(Figure dataset records)
----

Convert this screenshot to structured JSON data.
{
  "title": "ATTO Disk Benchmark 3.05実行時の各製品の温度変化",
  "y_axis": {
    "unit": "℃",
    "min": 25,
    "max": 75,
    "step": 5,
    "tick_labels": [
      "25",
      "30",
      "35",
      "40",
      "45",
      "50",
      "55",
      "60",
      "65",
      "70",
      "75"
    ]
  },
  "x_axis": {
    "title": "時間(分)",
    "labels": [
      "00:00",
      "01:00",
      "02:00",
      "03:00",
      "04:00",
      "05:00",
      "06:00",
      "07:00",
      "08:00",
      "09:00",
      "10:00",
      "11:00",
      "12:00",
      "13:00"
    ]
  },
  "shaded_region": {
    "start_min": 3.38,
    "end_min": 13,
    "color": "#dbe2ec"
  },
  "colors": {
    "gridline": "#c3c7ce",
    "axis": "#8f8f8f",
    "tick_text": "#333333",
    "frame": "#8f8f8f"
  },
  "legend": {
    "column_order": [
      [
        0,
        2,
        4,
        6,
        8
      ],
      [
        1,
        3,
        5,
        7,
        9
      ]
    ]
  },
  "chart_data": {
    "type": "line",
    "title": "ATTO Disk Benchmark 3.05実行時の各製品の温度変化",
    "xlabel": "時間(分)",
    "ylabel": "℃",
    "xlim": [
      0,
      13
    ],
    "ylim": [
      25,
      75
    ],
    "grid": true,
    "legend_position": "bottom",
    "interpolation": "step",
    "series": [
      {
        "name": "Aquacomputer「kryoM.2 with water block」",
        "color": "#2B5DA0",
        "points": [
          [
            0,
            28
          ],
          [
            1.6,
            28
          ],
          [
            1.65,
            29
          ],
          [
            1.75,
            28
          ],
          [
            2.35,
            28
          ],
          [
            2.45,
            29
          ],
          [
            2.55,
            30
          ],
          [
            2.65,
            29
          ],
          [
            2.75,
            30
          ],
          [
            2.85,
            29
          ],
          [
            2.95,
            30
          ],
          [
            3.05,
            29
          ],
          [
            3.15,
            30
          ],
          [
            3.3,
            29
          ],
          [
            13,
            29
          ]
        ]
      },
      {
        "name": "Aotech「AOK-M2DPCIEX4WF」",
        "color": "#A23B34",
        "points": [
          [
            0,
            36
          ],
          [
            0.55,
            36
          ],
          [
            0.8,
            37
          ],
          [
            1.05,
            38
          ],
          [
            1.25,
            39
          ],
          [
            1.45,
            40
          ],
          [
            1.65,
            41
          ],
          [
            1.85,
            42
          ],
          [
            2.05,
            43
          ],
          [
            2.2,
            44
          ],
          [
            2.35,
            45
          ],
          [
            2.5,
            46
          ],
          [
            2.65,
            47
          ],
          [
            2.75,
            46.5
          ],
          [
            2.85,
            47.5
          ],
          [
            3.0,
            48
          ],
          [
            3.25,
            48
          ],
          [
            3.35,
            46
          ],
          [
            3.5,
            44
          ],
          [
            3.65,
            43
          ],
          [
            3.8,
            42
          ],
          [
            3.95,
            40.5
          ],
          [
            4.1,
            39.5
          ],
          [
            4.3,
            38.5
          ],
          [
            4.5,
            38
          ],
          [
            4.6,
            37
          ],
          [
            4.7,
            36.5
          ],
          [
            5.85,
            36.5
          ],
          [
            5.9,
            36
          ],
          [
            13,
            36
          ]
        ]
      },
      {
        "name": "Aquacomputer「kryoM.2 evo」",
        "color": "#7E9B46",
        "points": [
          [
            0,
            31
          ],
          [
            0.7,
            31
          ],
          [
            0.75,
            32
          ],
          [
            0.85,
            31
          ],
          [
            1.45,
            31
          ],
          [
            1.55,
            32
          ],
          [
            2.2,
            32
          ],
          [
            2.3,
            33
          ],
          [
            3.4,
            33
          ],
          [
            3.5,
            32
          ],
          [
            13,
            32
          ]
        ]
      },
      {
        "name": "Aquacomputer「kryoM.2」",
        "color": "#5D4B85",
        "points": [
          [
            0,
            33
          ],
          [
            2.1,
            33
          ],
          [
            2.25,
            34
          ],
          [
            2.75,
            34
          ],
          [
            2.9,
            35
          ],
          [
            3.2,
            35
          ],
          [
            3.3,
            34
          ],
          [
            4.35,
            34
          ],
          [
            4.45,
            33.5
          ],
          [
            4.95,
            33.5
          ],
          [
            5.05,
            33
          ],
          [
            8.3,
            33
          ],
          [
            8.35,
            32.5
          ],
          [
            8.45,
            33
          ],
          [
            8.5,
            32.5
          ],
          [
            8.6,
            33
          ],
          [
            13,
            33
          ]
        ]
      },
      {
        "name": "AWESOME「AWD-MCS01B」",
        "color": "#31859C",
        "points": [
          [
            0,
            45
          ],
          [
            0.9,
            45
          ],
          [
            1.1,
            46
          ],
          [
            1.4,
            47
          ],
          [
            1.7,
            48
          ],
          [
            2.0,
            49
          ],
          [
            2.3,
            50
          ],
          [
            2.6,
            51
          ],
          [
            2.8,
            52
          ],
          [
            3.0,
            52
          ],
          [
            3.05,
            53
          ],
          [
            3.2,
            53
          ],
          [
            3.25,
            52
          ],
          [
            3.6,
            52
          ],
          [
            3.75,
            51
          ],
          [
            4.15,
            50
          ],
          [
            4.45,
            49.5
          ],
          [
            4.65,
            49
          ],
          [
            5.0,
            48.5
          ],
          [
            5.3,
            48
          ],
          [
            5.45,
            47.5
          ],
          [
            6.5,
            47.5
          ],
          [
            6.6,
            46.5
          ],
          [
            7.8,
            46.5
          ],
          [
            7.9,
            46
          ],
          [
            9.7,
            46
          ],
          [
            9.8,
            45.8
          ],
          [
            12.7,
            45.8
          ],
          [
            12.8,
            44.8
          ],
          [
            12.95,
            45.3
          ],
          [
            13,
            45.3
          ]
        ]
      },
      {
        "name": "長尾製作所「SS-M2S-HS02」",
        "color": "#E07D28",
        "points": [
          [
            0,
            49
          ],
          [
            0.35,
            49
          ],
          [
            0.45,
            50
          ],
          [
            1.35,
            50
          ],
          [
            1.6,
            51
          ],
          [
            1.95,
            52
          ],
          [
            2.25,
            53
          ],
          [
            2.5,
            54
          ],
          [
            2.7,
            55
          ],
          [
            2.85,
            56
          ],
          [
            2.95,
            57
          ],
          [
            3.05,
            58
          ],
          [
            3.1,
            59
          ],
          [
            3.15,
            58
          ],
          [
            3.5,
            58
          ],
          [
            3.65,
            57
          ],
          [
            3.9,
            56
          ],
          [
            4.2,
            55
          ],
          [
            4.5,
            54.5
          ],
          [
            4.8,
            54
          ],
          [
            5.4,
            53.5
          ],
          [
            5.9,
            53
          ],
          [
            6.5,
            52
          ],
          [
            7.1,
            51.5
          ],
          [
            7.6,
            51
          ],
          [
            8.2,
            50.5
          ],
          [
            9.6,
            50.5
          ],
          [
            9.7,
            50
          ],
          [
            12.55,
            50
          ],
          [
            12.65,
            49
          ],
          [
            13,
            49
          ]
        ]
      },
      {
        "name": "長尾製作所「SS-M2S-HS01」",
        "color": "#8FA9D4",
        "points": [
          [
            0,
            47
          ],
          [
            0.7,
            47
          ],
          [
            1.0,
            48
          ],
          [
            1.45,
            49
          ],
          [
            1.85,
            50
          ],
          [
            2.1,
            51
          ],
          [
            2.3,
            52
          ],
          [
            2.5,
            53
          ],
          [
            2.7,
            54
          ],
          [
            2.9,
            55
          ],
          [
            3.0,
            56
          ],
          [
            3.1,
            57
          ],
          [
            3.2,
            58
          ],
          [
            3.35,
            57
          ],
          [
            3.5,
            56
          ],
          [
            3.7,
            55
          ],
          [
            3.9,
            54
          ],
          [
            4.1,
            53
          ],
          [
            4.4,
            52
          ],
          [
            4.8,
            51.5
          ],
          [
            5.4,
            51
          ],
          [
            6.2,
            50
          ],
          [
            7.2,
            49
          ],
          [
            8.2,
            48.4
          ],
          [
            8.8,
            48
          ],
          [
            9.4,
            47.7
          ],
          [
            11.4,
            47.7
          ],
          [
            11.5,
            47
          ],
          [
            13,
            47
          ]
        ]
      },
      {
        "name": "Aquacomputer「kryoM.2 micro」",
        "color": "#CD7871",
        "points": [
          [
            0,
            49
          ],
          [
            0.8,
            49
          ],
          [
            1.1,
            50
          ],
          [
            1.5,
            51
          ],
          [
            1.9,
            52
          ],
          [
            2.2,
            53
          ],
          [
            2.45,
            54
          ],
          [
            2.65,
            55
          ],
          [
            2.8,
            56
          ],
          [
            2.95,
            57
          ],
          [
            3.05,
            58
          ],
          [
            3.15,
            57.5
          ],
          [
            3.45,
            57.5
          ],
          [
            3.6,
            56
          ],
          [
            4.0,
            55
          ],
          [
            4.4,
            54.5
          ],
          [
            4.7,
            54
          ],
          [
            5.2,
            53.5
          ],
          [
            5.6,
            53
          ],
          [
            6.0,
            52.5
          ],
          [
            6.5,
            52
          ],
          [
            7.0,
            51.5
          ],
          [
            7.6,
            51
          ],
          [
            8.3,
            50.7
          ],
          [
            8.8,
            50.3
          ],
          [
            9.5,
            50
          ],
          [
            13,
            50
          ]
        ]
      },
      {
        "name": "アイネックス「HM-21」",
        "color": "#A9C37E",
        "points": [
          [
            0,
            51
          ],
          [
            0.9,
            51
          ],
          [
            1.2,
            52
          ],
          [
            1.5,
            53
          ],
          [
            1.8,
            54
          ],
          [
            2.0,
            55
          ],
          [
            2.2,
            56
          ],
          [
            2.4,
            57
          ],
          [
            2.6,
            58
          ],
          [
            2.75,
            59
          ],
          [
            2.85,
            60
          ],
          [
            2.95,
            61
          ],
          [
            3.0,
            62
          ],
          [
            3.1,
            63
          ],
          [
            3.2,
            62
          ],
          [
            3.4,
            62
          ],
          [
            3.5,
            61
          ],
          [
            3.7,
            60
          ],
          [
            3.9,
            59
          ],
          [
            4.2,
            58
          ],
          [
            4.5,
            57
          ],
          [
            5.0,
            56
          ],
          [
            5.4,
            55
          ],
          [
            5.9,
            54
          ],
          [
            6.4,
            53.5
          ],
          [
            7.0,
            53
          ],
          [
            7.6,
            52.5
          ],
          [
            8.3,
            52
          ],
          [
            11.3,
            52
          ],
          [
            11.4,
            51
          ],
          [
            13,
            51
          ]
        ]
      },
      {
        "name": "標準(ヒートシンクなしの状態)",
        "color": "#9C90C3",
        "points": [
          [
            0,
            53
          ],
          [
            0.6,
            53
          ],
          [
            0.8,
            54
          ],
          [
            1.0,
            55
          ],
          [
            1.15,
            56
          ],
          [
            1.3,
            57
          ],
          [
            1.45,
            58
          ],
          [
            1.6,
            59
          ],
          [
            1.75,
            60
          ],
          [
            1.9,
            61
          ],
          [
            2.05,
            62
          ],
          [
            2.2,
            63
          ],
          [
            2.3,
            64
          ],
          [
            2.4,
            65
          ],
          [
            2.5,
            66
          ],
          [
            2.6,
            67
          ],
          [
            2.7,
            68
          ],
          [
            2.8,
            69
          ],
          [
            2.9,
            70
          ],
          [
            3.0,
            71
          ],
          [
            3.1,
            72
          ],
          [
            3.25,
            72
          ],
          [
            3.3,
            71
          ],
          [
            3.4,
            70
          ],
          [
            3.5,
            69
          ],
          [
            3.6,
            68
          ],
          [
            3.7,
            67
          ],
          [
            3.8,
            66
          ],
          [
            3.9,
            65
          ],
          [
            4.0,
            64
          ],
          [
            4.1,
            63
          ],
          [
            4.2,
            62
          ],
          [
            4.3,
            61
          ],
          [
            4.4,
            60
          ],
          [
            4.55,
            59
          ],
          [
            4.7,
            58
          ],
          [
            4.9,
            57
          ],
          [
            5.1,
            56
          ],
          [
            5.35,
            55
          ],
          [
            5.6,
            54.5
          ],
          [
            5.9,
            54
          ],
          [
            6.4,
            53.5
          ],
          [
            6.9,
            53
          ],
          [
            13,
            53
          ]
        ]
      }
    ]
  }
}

----

Short problem =
Count the lines above that contain the word "title", and reply with only that number.

Full output =
3